--- begin ---

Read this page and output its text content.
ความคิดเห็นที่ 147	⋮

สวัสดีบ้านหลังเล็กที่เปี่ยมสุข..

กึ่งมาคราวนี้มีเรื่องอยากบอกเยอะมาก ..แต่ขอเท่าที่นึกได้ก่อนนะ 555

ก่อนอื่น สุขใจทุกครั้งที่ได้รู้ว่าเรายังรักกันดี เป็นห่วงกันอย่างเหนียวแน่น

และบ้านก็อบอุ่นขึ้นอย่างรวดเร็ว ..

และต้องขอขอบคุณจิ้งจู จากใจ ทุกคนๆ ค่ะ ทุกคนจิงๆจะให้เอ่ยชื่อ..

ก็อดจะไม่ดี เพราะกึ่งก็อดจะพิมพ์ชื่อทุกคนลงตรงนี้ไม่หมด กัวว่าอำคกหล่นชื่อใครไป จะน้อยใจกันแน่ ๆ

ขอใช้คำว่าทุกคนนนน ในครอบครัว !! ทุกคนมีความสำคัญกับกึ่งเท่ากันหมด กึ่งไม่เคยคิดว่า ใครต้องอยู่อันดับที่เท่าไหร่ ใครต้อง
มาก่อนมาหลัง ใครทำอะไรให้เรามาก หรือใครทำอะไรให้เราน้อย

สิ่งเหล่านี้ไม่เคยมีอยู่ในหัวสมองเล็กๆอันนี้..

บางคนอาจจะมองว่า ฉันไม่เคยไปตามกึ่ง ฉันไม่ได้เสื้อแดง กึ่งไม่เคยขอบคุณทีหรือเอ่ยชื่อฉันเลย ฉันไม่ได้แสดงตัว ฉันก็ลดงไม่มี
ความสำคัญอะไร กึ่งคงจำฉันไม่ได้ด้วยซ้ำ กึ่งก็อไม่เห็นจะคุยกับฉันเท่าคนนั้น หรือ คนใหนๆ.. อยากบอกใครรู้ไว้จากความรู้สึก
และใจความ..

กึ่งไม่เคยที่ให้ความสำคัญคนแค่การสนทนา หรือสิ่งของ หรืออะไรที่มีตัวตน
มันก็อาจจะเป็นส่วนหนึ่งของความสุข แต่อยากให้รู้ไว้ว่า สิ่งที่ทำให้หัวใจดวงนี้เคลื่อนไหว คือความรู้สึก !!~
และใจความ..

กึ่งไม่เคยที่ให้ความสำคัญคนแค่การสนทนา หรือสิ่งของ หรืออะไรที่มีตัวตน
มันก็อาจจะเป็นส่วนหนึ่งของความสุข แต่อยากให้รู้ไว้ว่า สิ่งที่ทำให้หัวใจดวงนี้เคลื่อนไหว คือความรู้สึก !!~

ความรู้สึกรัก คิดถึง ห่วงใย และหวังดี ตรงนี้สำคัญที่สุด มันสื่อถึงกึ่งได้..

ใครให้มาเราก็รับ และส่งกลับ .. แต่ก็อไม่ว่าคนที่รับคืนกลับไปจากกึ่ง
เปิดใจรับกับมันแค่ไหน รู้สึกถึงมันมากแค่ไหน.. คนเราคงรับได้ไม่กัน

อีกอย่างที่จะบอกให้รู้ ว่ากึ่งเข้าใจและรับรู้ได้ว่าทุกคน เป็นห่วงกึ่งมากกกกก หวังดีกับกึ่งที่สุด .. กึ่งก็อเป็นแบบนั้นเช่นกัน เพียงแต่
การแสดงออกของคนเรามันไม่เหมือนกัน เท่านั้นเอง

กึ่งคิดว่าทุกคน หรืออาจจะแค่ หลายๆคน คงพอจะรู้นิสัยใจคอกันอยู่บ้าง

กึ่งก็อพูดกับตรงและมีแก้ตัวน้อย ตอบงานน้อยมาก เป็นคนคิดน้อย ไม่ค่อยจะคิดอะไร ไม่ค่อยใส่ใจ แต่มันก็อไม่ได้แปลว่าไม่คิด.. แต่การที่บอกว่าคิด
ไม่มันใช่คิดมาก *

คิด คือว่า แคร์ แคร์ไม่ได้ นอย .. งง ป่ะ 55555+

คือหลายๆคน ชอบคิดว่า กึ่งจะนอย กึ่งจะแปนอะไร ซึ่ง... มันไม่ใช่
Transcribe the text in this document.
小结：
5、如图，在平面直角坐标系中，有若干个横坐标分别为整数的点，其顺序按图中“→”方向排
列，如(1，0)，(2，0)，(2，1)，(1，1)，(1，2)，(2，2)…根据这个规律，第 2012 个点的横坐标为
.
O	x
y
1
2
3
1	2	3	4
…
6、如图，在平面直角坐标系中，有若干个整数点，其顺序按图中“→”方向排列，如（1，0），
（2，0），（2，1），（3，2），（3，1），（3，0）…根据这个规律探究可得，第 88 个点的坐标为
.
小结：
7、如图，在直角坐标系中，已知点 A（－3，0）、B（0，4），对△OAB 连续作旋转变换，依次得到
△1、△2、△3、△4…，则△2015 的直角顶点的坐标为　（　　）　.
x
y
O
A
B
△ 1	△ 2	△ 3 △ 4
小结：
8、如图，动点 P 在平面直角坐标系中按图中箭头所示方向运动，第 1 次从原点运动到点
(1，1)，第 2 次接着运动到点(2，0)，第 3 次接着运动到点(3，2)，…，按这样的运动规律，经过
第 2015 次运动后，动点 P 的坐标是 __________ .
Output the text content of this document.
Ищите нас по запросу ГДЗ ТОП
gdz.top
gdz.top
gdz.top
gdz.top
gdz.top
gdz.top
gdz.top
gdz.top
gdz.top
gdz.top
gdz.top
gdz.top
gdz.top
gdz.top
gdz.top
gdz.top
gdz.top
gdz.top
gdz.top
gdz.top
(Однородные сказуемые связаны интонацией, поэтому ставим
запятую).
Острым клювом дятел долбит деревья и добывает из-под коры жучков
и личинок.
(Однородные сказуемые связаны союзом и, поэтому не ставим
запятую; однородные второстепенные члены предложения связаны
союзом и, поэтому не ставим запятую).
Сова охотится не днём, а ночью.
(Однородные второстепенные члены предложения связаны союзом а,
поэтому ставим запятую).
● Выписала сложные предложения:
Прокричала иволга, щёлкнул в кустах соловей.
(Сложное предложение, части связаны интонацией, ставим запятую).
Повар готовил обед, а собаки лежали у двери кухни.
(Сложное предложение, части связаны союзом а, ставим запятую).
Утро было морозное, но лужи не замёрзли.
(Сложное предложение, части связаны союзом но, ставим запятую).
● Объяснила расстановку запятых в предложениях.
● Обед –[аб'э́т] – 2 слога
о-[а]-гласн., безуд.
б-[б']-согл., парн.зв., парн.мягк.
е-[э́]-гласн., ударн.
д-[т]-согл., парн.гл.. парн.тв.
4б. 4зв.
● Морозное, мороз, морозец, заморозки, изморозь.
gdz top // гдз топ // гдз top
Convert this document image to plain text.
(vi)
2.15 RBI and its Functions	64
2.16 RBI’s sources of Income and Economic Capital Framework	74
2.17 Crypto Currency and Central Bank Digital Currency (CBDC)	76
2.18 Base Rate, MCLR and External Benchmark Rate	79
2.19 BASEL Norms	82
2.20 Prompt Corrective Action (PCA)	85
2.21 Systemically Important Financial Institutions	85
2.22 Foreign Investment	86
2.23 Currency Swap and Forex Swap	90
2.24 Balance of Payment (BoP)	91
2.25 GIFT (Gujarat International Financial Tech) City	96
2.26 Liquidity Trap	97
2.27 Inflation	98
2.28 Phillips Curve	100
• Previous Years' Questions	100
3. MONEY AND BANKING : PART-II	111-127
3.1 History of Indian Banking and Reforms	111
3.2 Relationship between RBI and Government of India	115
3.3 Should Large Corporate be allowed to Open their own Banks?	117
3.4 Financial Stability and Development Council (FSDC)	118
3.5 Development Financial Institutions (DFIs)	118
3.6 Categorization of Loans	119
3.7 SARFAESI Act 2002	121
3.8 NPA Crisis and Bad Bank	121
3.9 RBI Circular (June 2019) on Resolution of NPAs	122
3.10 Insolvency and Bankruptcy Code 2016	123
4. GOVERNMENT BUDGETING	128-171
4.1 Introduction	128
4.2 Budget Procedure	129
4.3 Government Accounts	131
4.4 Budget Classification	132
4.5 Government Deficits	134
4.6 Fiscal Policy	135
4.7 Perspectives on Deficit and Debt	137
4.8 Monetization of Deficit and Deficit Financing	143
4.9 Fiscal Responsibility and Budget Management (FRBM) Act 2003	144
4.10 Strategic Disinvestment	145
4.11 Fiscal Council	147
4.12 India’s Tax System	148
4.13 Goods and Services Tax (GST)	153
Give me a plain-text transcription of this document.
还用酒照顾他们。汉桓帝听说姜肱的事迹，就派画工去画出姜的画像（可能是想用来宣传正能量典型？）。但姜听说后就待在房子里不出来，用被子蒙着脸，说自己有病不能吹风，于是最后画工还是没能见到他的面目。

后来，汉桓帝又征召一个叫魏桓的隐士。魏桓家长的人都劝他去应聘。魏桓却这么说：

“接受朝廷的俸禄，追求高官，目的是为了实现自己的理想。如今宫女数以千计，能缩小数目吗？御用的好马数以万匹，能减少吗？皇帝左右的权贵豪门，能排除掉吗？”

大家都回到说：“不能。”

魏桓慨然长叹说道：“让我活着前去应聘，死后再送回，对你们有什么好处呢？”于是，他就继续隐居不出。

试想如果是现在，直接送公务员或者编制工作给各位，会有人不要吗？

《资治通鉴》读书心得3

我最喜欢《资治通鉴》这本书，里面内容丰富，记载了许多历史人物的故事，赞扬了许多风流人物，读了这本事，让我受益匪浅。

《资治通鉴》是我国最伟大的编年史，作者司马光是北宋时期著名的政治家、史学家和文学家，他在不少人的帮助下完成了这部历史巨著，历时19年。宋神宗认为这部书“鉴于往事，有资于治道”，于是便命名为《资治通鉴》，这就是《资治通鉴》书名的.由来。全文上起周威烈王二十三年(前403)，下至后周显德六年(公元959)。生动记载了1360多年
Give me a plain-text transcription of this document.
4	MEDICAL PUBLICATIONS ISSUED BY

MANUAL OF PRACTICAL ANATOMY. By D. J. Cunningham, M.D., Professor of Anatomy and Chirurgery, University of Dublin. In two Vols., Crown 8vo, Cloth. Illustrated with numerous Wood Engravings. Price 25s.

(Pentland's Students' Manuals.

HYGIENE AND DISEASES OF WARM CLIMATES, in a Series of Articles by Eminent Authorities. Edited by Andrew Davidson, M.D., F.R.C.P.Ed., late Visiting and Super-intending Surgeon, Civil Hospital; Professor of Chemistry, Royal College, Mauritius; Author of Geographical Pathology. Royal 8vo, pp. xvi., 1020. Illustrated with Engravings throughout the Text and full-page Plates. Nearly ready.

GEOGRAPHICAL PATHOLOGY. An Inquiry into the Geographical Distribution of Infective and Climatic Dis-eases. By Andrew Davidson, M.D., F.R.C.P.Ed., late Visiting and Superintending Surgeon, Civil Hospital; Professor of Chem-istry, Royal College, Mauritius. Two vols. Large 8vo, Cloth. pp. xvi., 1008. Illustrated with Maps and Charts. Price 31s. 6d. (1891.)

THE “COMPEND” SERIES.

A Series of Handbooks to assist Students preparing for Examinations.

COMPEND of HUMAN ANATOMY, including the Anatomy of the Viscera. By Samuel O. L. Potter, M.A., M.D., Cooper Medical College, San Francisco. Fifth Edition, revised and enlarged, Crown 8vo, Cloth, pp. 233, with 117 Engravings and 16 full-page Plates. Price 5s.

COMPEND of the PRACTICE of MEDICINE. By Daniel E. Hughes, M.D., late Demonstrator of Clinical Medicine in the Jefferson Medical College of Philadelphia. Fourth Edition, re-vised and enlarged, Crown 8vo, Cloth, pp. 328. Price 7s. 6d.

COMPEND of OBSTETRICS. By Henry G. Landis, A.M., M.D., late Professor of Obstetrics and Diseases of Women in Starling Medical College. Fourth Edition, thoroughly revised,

--- end ---

Stated task »
Check each line above for the string "поэтому", then copy the ones that have it.

Result below »
(Однородные сказуемые связаны интонацией, поэтому ставим
(Однородные сказуемые связаны союзом и, поэтому не ставим
союзом и, поэтому не ставим запятую).
поэтому ставим запятую).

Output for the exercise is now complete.